# Reading passage:
-.-.-

R/get_table.R

Defines functions build_url_groups check_date_format get_table

Documented in build_url_groups check_date_format get_table

#' \lifecycle{maturing}
#'
#' @title Harvest API v2 get request wrapper
#' @description Submits get requests to the Harvest API v2 with options configured for authentication, parallelism, and logging
#' @param table Character table name to be submitted to the Harvest API v2. Refer to \href{https://help.getharvest.com/api-v2}{Harvest API v2}.
#' @param user Character account number (e.g. user = '12345') for authentication. Register at \href{https://id.getharvest.com/developers}{Harvest Developers}. Defaults to `get_harvest_account()`
#' @param key Character key (e.g. key = 'Bearer <secret key>') for API authentication. Register at \href{https://id.getharvest.com/developers}{Harvest Developers}. Defaults to `get_harvest_pat()`
#' @param plan_options List; list of parameters passed to \code{future::plan}. The strategy parameter is required to implement parallel requests, see \href{https://cran.r-project.org/web/packages/future/vignettes/future-1-overview.html}{Future Package Overview} for more details.

-.-.-

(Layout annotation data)

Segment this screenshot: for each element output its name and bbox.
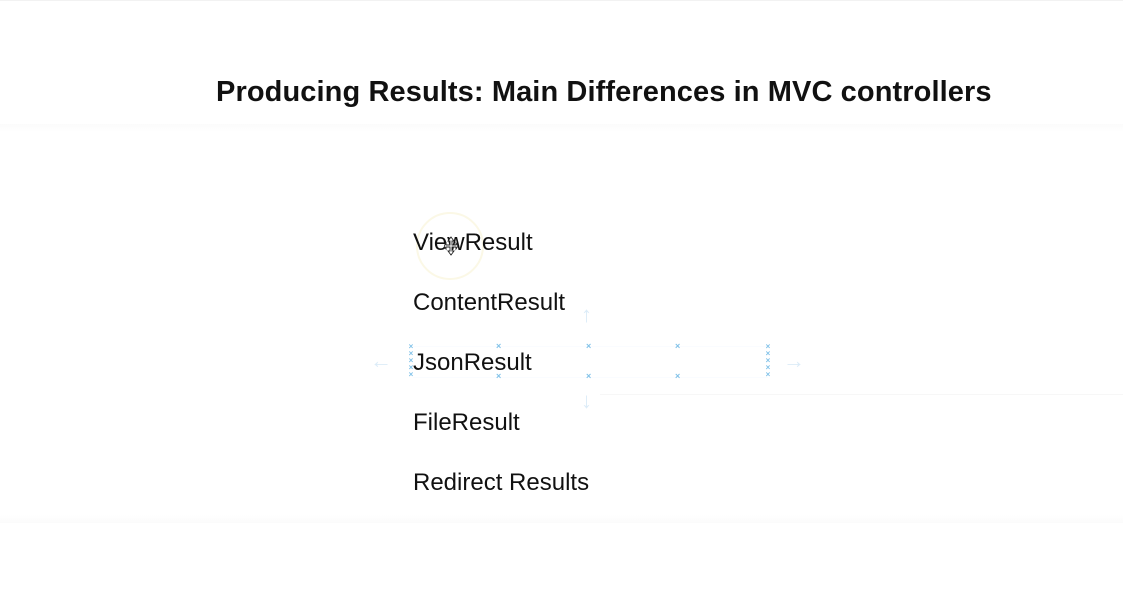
list-item-file-result[interactable]: FileResult — [413, 409, 520, 436]
list-item-redirect-results[interactable]: Redirect Results — [413, 469, 590, 496]
top-divider — [0, 0, 1123, 1]
title-divider — [0, 124, 1123, 132]
bullet-list[interactable]: ViewResult ContentResult JsonResult File… — [413, 228, 589, 528]
resize-handle-top-icon[interactable]: × — [586, 341, 592, 351]
slide-title: Producing Results: Main Differences in M… — [216, 76, 992, 108]
resize-handle-icon[interactable]: × — [496, 341, 502, 351]
move-down-arrow-icon[interactable]: ↓ — [581, 388, 592, 413]
resize-handle-right-icon[interactable]: × × × × × — [765, 342, 771, 379]
move-left-arrow-icon[interactable]: ← — [370, 348, 392, 373]
list-item-content-result[interactable]: ContentResult — [413, 289, 566, 316]
move-right-arrow-icon[interactable]: → — [783, 348, 805, 373]
move-cursor-icon — [444, 236, 458, 256]
resize-handle-bottom-icon[interactable]: × — [586, 371, 592, 381]
list-item-view-result[interactable]: ViewResult — [413, 229, 533, 256]
rotation-indicator-icon — [416, 212, 484, 280]
guide-line — [600, 394, 1123, 395]
resize-handle-left-icon[interactable]: × × × × × — [408, 342, 414, 379]
selection-frame[interactable] — [413, 346, 768, 378]
list-item-json-result[interactable]: JsonResult — [413, 349, 532, 376]
resize-handle-icon[interactable]: × — [675, 341, 681, 351]
resize-handle-icon[interactable]: × — [675, 371, 681, 381]
bottom-divider — [0, 515, 1123, 523]
move-up-arrow-icon[interactable]: ↑ — [581, 302, 592, 327]
resize-handle-icon[interactable]: × — [496, 371, 502, 381]
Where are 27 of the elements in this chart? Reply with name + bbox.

-.-.-

# Requirements:
[1] Collect every line of the entries that contains the string "arrow", treating uppercase and lowercase letters as different.
[2] Pick up the get_table.R documentation text where it stops and write the lines that come next.

# Outputs for the tasks:
[1]
move-down-arrow-icon[interactable]: ↓ — [581, 388, 592, 413]
move-left-arrow-icon[interactable]: ← — [370, 348, 392, 373]
move-right-arrow-icon[interactable]: → — [783, 348, 805, 373]
move-up-arrow-icon[interactable]: ↑ — [581, 302, 592, 327]

[2]
#' @param quiet Logical; controls harvestR messaging, TRUE returns only errors in the console and FALSE returns messages, warnings, and errors. Does not impact deprecation warnings.
#' @param ... Additional arguments forwarded to `httr::RETRY()` and `httr::config()`. Refer to details for more information.
#' @inheritParams get_request
#' @inheritParams get_requests
#'
#' @details
#' Description of ... parameters. Additional arguments are forwarded to config.
#' \itemize{
#'    \item \code{times} integer; Forwarded to RETRY, maximum number of requests to attempt. Defaults to 3.
#'    \item \code{token} httr-token; Forwarded to config, an OAuth token (1.0 or 2.0).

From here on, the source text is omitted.